Edit the records from the start through the line containing "product-image-cateye-red: [1004, 871, 1252, 929]", swapping "product-grid" for "product-list" and leaving everything else unchanged.

Element boundary records

● ● ●

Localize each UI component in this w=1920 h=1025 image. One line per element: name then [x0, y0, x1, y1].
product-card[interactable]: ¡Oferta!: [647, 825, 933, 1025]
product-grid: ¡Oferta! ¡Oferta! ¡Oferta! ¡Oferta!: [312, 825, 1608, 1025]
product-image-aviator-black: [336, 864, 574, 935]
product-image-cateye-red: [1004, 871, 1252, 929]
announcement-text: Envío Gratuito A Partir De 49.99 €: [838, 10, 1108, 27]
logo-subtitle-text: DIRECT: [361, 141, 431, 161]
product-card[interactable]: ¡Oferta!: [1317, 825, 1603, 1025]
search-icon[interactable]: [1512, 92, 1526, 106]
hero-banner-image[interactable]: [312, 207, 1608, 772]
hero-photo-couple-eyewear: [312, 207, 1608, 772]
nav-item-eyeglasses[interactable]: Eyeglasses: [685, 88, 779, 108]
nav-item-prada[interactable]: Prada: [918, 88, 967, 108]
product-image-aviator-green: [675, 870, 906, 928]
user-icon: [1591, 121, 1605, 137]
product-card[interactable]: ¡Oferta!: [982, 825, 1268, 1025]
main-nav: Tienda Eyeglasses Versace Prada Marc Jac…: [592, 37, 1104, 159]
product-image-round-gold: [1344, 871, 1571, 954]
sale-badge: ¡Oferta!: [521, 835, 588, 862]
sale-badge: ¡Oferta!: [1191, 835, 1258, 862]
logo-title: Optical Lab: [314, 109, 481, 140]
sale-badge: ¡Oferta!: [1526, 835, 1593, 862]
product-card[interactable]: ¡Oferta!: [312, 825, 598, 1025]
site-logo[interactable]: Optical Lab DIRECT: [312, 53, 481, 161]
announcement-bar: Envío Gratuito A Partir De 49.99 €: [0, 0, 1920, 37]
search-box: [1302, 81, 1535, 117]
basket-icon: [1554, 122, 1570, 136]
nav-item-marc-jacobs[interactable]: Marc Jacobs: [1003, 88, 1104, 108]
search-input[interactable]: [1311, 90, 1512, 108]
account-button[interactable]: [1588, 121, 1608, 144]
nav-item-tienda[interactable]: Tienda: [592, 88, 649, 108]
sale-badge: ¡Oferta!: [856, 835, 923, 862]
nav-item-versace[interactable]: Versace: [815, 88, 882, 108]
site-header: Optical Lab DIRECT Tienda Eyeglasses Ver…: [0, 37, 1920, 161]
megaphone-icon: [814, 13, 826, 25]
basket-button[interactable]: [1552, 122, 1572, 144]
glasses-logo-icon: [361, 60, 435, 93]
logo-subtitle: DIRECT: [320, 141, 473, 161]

● ● ●

TASK RESPONSE:
Localize each UI component in this w=1920 h=1025 image. One line per element: name then [x0, y0, x1, y1].
product-card[interactable]: ¡Oferta!: [647, 825, 933, 1025]
product-list: ¡Oferta! ¡Oferta! ¡Oferta! ¡Oferta!: [312, 825, 1608, 1025]
product-image-aviator-black: [336, 864, 574, 935]
product-image-cateye-red: [1004, 871, 1252, 929]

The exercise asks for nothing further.